EXERCISE:
Leave out the pictures and repeat the rest of the material exactly.

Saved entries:
══════
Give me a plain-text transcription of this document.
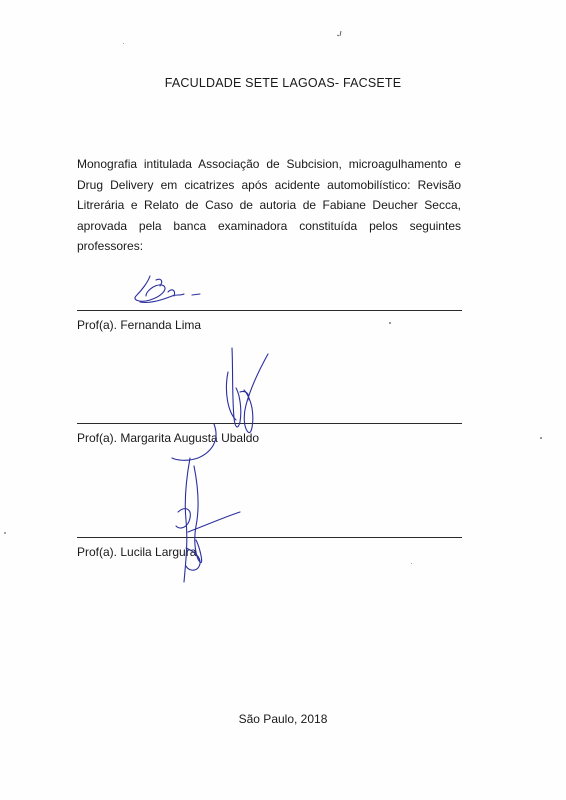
FACULDADE SETE LAGOAS- FACSETE
Monografia intitulada Associação de Subcision, microagulhamento e Drug Delivery em cicatrizes após acidente automobilístico: Revisão Litrerária e Relato de Caso de autoria de Fabiane Deucher Secca, aprovada pela banca examinadora constituída pelos seguintes professores:
Prof(a). Fernanda Lima
Prof(a). Margarita Augusta Ubaldo
Prof(a). Lucila Largura
São Paulo, 2018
══════
EXPECTED ANSWER:
Give me a plain-text transcription of this document.
FACULDADE SETE LAGOAS- FACSETE
Monografia intitulada Associação de Subcision, microagulhamento e Drug Delivery em cicatrizes após acidente automobilístico: Revisão Litrerária e Relato de Caso de autoria de Fabiane Deucher Secca, aprovada pela banca examinadora constituída pelos seguintes professores:
Prof(a). Fernanda Lima
Prof(a). Margarita Augusta Ubaldo
Prof(a). Lucila Largura
São Paulo, 2018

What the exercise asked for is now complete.